Available data:
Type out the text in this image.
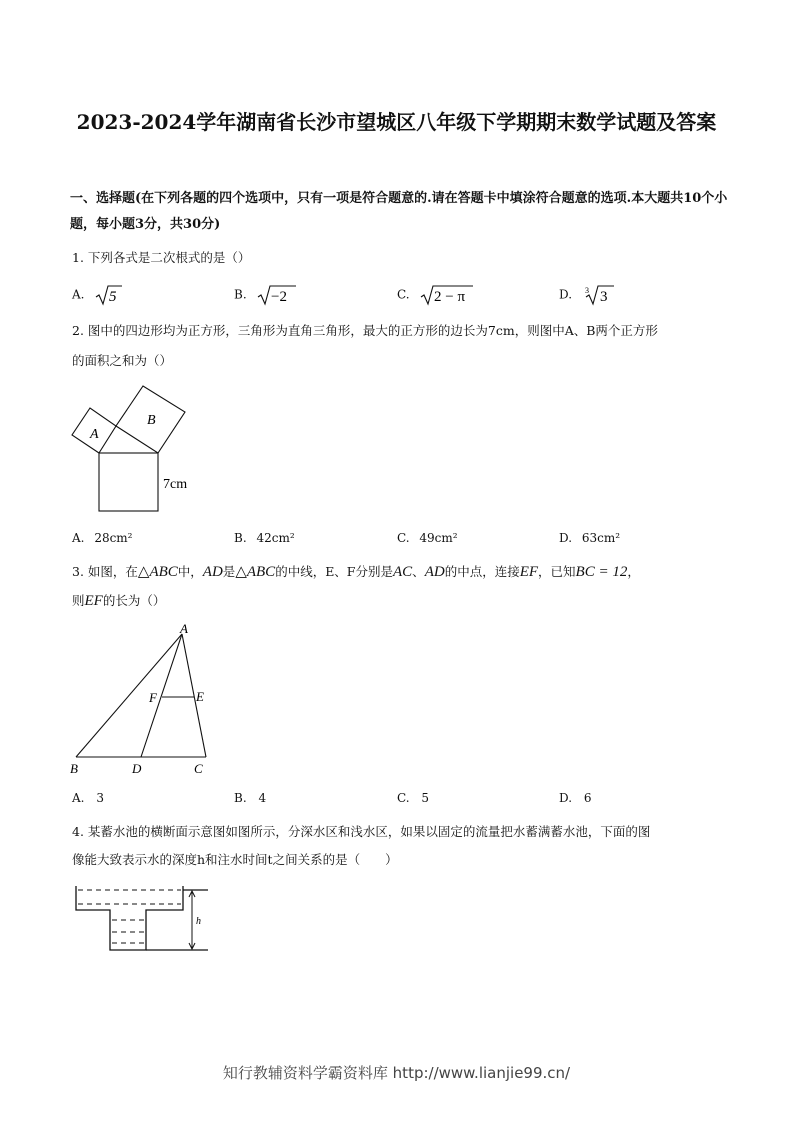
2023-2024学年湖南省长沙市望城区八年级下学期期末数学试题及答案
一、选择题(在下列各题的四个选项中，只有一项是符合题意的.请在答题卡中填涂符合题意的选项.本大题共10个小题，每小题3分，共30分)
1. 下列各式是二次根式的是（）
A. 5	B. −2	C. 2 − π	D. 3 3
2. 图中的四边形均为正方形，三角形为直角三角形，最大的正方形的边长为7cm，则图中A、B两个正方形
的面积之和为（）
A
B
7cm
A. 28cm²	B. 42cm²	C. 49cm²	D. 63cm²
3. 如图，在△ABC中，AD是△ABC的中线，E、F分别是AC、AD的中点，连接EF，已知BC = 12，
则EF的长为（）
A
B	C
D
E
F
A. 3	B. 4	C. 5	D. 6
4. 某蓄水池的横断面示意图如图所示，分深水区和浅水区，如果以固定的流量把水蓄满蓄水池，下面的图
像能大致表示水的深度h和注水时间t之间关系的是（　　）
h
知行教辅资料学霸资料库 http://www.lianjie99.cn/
--
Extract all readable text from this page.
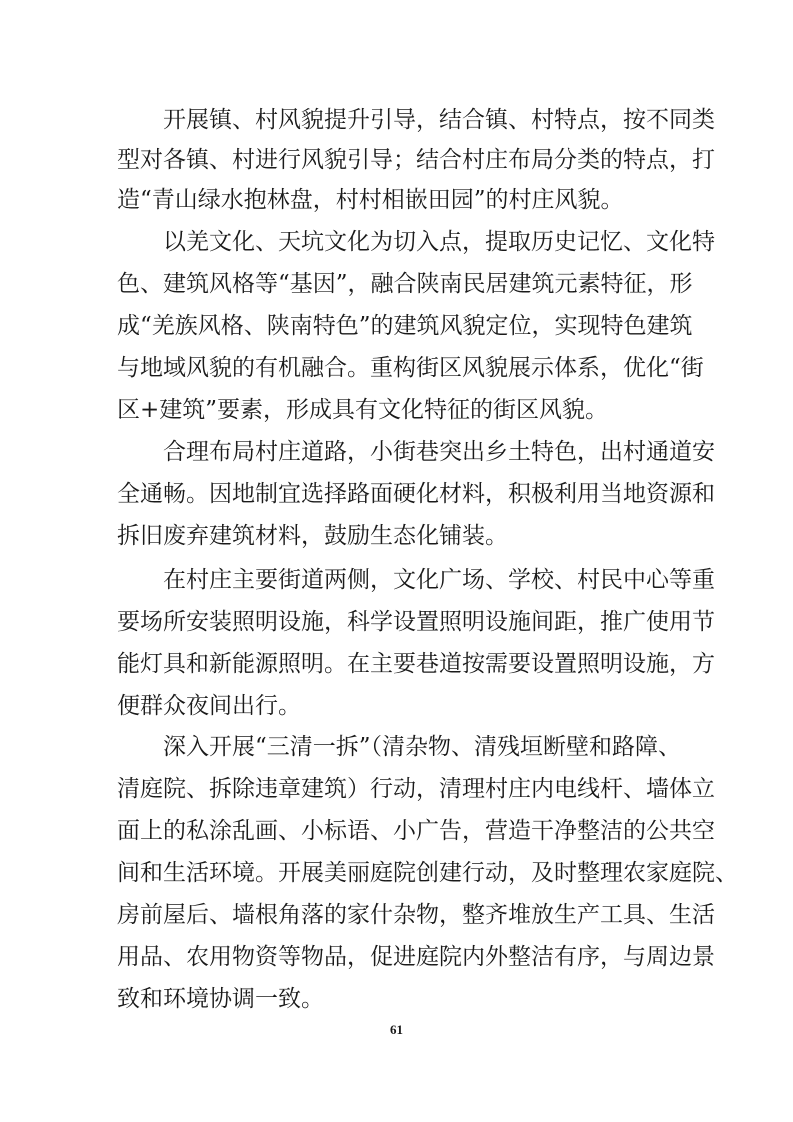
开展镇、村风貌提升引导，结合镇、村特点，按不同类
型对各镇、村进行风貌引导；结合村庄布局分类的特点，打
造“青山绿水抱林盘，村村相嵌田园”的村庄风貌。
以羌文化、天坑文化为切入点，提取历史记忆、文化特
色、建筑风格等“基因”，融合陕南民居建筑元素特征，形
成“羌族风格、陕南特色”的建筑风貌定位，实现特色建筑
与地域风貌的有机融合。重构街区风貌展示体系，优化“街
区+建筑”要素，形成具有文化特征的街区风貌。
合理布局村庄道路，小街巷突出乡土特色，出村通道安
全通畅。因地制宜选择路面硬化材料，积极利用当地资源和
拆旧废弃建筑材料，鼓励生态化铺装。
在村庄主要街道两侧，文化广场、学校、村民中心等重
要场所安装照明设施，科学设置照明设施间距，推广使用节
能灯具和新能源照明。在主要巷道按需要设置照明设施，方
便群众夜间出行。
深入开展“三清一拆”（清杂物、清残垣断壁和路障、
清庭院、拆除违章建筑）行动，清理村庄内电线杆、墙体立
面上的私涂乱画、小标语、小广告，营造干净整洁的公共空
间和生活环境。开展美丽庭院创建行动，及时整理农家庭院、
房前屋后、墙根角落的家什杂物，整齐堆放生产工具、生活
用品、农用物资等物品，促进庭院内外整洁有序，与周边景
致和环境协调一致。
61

Exercise goal: Show all lines in the entries above where the string "text" appears.

Exercise response:
Type out the text in this image.
Extract all readable text from this page.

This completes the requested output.